Instructions to follow: Say how many lines contain the word "Psychiâtrie". Only the number should be given.

Supplied material:

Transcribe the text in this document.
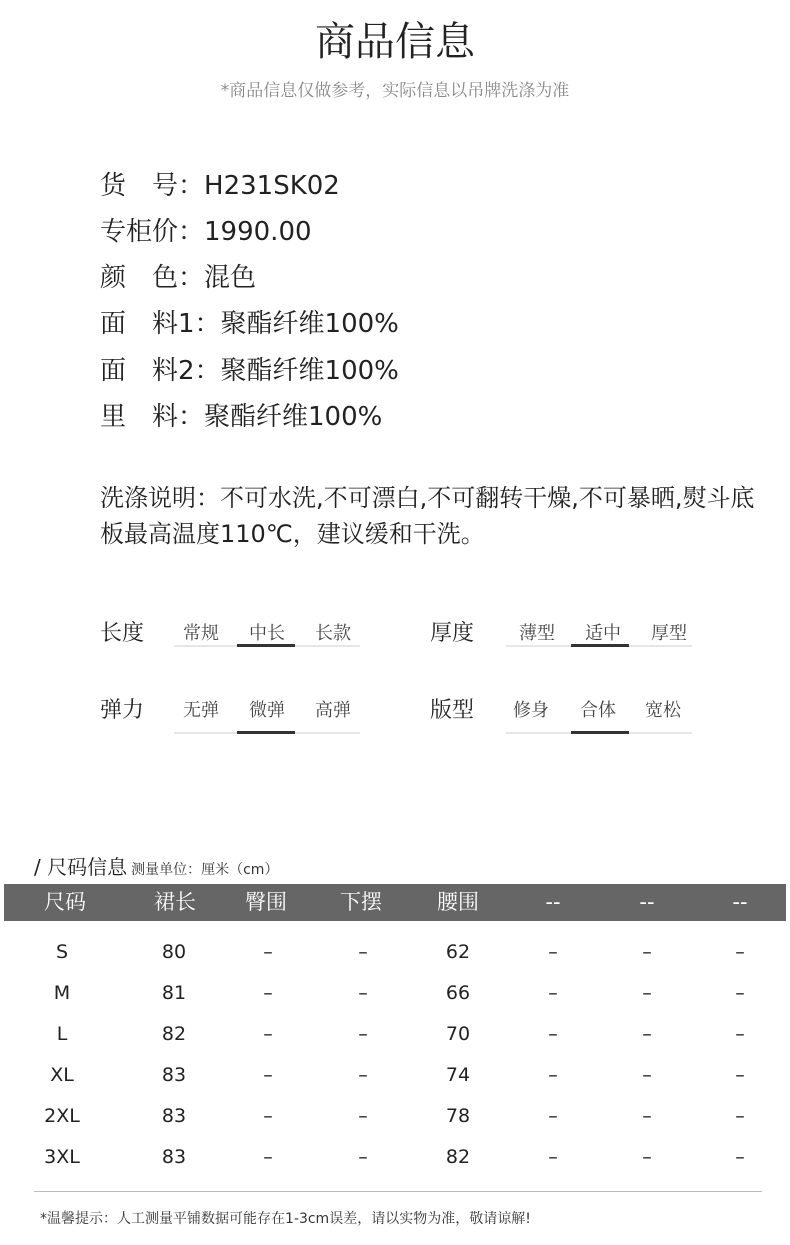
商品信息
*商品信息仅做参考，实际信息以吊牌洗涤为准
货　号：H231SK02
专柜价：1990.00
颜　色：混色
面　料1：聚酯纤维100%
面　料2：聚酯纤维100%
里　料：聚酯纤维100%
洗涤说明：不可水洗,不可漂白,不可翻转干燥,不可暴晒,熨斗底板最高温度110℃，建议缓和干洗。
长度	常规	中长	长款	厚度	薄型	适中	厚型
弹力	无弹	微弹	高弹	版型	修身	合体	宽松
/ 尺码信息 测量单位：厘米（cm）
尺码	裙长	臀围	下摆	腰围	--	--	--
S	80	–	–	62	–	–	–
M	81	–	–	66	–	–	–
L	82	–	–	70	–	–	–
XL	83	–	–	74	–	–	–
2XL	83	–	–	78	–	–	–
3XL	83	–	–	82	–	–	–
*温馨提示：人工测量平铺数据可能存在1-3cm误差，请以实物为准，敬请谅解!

* * *

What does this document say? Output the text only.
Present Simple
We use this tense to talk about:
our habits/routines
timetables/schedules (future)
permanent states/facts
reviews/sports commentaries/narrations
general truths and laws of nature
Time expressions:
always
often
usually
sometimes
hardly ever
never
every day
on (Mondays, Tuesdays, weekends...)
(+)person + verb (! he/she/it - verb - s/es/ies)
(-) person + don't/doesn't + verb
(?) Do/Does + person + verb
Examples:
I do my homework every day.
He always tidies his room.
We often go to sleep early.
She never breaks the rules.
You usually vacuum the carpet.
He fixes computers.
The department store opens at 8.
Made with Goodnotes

---

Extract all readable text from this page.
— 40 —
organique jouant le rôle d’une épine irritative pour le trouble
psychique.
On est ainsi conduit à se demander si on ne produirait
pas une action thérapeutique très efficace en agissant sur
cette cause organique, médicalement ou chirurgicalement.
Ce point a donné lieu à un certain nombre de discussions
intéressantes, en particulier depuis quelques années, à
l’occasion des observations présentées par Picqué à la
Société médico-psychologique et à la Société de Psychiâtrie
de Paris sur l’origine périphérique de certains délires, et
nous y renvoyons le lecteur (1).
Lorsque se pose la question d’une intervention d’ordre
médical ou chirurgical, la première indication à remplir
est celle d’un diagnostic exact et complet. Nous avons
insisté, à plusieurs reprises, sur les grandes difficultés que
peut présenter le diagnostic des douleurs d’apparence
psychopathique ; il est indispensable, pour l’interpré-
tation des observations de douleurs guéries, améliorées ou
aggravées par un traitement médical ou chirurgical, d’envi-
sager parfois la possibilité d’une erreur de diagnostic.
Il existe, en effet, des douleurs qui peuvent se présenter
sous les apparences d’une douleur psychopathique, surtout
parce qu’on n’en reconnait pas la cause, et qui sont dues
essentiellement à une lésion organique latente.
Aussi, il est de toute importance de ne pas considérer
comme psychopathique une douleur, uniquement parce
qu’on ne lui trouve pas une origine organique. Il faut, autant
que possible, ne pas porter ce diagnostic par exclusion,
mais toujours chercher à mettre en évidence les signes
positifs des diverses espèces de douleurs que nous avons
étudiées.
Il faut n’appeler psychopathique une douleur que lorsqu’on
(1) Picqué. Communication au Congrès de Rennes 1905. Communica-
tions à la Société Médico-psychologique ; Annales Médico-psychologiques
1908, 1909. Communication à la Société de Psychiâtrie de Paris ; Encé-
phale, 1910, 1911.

The reply: 2